**本文抜粋**

%%

📘 基本情報
| 項目 | 内容 |
|---|---|
| 方剤名 | 呉茱萸湯(ごしゅゆとう) |
| 出典 | 『傷寒論』 |
| 分類 | 温中降逆剤(寒による胃気上逆・頭痛・嘔吐に) |
| 保険適用エキス製剤 | 呉茱萸湯(ツムラ30、クラシエ30など) |
| 構成生薬 | 呉茱萸・人参・生姜・大棗 |
🧭 方意(効能と主治)
| 区分 | 内容 |
|---|---|
| 効能 | 温中補虚、降逆止嘔、止痛。 |
| 主治 |
寒による胃気上逆で、嘔吐・頭痛・悪心を伴うもの。 特に「みぞおちが冷えて痛む」「吐いても温かいものを欲する」「頭痛が激しく、手足は冷える」など。 偏頭痛・慢性胃炎・周期性嘔吐・乗り物酔い・片頭痛性嘔吐などに応用。 |
| 病機 |
寒邪が中焦(胃)を犯して気機が上逆し、嘔吐や頭痛を起こす。 呉茱萸が下焦を温めて寒を散じ、胃気を降ろす。 人参・大棗が脾胃を補い、生姜が胃を温めて嘔吐を止める。 |
🌡 臨床的特徴
| 観点 | 内容 |
|---|---|
| 典型的症状 |
・激しい頭痛(特に片側、または頭頂部) ・悪心、嘔吐(食物を吐くが、吐いた後に温かい飲食を欲する) ・みぞおちの冷え、痛み、つかえ感 ・手足の冷え、顔色が悪い ・冷え性で虚弱な人に多い |
| 体質傾向 | 胃寒による虚弱体質。冷えやすく、胃腸が弱い人。 |
| 舌診 | 淡白、白苔。 |
| 脈診 | 沈・遅・弱。 |
💊 構成生薬と作用
| 生薬 | 主要作用 |
|---|---|
| 呉茱萸(ごしゅゆ) | 辛熱性。胃を温め、逆気を下ろし、嘔吐・頭痛を止める。 |
| 人参 | 脾胃を補い、虚弱を改善する。 |
| 生姜 | 胃を温めて嘔吐を止める。寒による胃の不快感を緩和。 |
| 大棗 | 脾胃を和し、生姜とともに中を温める。 |
🩺 現代医学的な理解
- 消化管運動の調整:胃の蠕動運動を整え、逆流や嘔吐を抑制。

%%

**参考資料**

%%

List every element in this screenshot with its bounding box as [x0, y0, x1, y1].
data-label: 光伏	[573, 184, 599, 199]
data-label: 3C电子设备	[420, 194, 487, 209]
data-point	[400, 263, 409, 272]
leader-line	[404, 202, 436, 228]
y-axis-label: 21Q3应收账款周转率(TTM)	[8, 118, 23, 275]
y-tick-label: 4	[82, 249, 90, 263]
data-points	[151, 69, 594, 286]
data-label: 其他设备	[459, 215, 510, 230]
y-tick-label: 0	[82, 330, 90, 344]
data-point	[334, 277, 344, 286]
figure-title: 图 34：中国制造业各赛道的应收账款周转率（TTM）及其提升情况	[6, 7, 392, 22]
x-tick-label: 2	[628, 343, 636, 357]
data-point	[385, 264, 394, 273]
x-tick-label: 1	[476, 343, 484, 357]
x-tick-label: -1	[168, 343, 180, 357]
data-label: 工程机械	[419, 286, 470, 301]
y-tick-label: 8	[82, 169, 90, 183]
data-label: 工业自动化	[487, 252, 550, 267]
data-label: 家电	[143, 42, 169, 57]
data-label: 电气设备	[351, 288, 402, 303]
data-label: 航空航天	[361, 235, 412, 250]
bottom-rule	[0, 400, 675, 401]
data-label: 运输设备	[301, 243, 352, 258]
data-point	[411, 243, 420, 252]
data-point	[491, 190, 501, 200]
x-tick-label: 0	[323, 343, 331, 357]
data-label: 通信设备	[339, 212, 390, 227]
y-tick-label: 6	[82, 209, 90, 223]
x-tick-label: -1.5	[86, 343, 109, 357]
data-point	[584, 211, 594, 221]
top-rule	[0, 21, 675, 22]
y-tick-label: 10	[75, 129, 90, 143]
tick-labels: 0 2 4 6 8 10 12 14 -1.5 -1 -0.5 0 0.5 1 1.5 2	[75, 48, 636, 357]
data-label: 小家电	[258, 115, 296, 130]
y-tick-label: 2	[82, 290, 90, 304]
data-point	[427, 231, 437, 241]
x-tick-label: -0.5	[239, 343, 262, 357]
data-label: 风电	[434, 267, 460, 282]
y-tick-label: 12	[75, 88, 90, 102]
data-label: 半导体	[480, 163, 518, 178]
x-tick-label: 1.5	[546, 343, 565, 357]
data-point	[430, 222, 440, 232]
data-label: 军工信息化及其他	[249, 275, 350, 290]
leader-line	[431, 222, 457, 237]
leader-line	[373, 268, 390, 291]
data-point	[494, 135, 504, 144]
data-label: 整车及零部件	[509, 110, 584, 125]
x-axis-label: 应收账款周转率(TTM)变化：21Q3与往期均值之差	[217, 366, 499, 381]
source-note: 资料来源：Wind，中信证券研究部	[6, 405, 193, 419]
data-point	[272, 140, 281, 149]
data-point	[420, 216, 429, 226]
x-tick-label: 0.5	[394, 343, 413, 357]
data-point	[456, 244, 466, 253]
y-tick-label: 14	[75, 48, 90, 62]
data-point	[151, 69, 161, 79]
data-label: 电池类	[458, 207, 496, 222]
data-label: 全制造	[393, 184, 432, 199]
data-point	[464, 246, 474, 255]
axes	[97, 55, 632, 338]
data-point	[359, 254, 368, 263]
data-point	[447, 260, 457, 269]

%%

**演習課題 1**
呉茱萸湯の解説について、次の問いに答えてください。
(a) 呉茱萸湯の出典は何ですか。
(b) 舌診の所見はどのように記されていますか。
(c) 大棗の主要作用は何ですか。
**演習課題 2**
呉茱萸湯の解説を、最後の行の後から書き進めてください。
この一覧は本文の内容とは無関係です。

**解答例 1**
(a) 『傷寒論』です。
(b) 淡白、白苔です。
(c) 脾胃を和し、生姜とともに中を温めることです。

**解答例 2**
- 血流改善・鎮痛作用:脳血管収縮・拡張の調節により片頭痛を緩和。
- 中枢性制吐作用:延髄の嘔吐中枢を抑制。
- 代謝促進・体温上昇:交感神経を刺激し、体温を上げる。
💬 臨床応用例
- 冷えを伴う片頭痛、群発頭痛。
- 周期性嘔吐症、乗り物酔い。
- 冷え性の胃痛、胃腸虚弱、悪心。
- 慢性胃炎、胃下垂。
- 月経前に悪心・頭痛を伴う者。
⚖️ 類方鑑別
| 方剤名 | 鑑別点 |
|---|---|
| 小半夏加茯苓湯 | 胃内に水がたまり、めまいや水様嘔吐を伴う場合。 |
| 人参湯 | 胃の冷えと嘔吐が主で、頭痛がない場合。 |
| 半夏瀉心湯 | みぞおちのつかえ(寒熱錯雑)で、嘔吐よりも腹満感が主体の場合。 |
| 茯苓飲 | 水滞による嘔気・胸やけを伴う場合。 |
⚠️ 使用上の注意
- 熱証(口渇、顔の紅潮、便秘)には不適。
- 呉茱萸は辛熱性が強く、胃熱がある場合は悪化することがある。
- 長期連用は避け、症状改善後は漸減・中止が望ましい。
📖 メモ(臨床的要点)
- 「吐いて温かいものを欲する」患者に最も適す。
- 冷えからくる片頭痛・悪心・胃痛の要方。
- 四肢冷感とともに嘔吐・頭痛を訴える場合の第一選択。
- 生理前や空腹時に悪化する頭痛にも有効。